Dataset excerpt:
※

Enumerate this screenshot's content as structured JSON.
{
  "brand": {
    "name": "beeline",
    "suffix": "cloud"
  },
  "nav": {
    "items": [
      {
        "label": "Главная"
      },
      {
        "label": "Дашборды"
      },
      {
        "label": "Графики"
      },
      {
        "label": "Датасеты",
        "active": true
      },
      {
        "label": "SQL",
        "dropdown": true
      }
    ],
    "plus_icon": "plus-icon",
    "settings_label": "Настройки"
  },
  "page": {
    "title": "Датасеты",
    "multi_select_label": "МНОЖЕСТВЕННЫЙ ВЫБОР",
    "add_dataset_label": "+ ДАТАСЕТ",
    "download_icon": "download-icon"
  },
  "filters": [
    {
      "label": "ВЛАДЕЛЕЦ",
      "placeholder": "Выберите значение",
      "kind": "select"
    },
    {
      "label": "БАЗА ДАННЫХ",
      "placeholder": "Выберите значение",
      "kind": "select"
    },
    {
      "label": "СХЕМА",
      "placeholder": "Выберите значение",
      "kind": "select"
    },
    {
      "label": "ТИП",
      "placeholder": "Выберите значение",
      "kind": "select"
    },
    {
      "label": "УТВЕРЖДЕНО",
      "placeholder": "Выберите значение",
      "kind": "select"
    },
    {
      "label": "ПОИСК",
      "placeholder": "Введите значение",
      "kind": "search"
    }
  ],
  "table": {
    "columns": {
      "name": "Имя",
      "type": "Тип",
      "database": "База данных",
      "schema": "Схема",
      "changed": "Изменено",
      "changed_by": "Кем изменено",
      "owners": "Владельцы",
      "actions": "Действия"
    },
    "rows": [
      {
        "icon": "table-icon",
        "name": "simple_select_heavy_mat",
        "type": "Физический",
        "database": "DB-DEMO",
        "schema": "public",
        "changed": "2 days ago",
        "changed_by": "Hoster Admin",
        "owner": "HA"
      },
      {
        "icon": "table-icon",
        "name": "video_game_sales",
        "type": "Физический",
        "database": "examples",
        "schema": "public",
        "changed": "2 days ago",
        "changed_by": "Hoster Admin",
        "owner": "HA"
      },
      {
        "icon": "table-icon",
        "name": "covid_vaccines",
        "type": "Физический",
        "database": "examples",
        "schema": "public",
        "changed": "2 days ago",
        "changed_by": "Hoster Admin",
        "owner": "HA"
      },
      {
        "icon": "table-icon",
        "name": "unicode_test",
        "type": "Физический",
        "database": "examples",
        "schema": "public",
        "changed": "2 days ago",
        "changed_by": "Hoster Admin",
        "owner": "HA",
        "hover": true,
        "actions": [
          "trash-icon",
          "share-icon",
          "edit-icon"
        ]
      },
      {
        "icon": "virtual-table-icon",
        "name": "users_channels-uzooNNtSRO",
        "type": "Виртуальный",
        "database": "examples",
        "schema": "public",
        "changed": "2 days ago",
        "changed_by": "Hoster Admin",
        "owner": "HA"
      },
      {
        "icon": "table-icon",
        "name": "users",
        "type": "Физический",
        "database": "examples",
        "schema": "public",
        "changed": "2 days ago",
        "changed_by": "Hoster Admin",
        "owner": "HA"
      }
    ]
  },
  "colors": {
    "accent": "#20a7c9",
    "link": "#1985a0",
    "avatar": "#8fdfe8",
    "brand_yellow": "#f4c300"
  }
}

※

Work to be completed:
Copy each line of the data exactly, leaving nothing out.

Solution below:
Enumerate this screenshot's content as structured JSON.
{
  "brand": {
    "name": "beeline",
    "suffix": "cloud"
  },
  "nav": {
    "items": [
      {
        "label": "Главная"
      },
      {
        "label": "Дашборды"
      },
      {
        "label": "Графики"
      },
      {
        "label": "Датасеты",
        "active": true
      },
      {
        "label": "SQL",
        "dropdown": true
      }
    ],
    "plus_icon": "plus-icon",
    "settings_label": "Настройки"
  },
  "page": {
    "title": "Датасеты",
    "multi_select_label": "МНОЖЕСТВЕННЫЙ ВЫБОР",
    "add_dataset_label": "+ ДАТАСЕТ",
    "download_icon": "download-icon"
  },
  "filters": [
    {
      "label": "ВЛАДЕЛЕЦ",
      "placeholder": "Выберите значение",
      "kind": "select"
    },
    {
      "label": "БАЗА ДАННЫХ",
      "placeholder": "Выберите значение",
      "kind": "select"
    },
    {
      "label": "СХЕМА",
      "placeholder": "Выберите значение",
      "kind": "select"
    },
    {
      "label": "ТИП",
      "placeholder": "Выберите значение",
      "kind": "select"
    },
    {
      "label": "УТВЕРЖДЕНО",
      "placeholder": "Выберите значение",
      "kind": "select"
    },
    {
      "label": "ПОИСК",
      "placeholder": "Введите значение",
      "kind": "search"
    }
  ],
  "table": {
    "columns": {
      "name": "Имя",
      "type": "Тип",
      "database": "База данных",
      "schema": "Схема",
      "changed": "Изменено",
      "changed_by": "Кем изменено",
      "owners": "Владельцы",
      "actions": "Действия"
    },
    "rows": [
      {
        "icon": "table-icon",
        "name": "simple_select_heavy_mat",
        "type": "Физический",
        "database": "DB-DEMO",
        "schema": "public",
        "changed": "2 days ago",
        "changed_by": "Hoster Admin",
        "owner": "HA"
      },
      {
        "icon": "table-icon",
        "name": "video_game_sales",
        "type": "Физический",
        "database": "examples",
        "schema": "public",
        "changed": "2 days ago",
        "changed_by": "Hoster Admin",
        "owner": "HA"
      },
      {
        "icon": "table-icon",
        "name": "covid_vaccines",
        "type": "Физический",
        "database": "examples",
        "schema": "public",
        "changed": "2 days ago",
        "changed_by": "Hoster Admin",
        "owner": "HA"
      },
      {
        "icon": "table-icon",
        "name": "unicode_test",
        "type": "Физический",
        "database": "examples",
        "schema": "public",
        "changed": "2 days ago",
        "changed_by": "Hoster Admin",
        "owner": "HA",
        "hover": true,
        "actions": [
          "trash-icon",
          "share-icon",
          "edit-icon"
        ]
      },
      {
        "icon": "virtual-table-icon",
        "name": "users_channels-uzooNNtSRO",
        "type": "Виртуальный",
        "database": "examples",
        "schema": "public",
        "changed": "2 days ago",
        "changed_by": "Hoster Admin",
        "owner": "HA"
      },
      {
        "icon": "table-icon",
        "name": "users",
        "type": "Физический",
        "database": "examples",
        "schema": "public",
        "changed": "2 days ago",
        "changed_by": "Hoster Admin",
        "owner": "HA"
      }
    ]
  },
  "colors": {
    "accent": "#20a7c9",
    "link": "#1985a0",
    "avatar": "#8fdfe8",
    "brand_yellow": "#f4c300"
  }
}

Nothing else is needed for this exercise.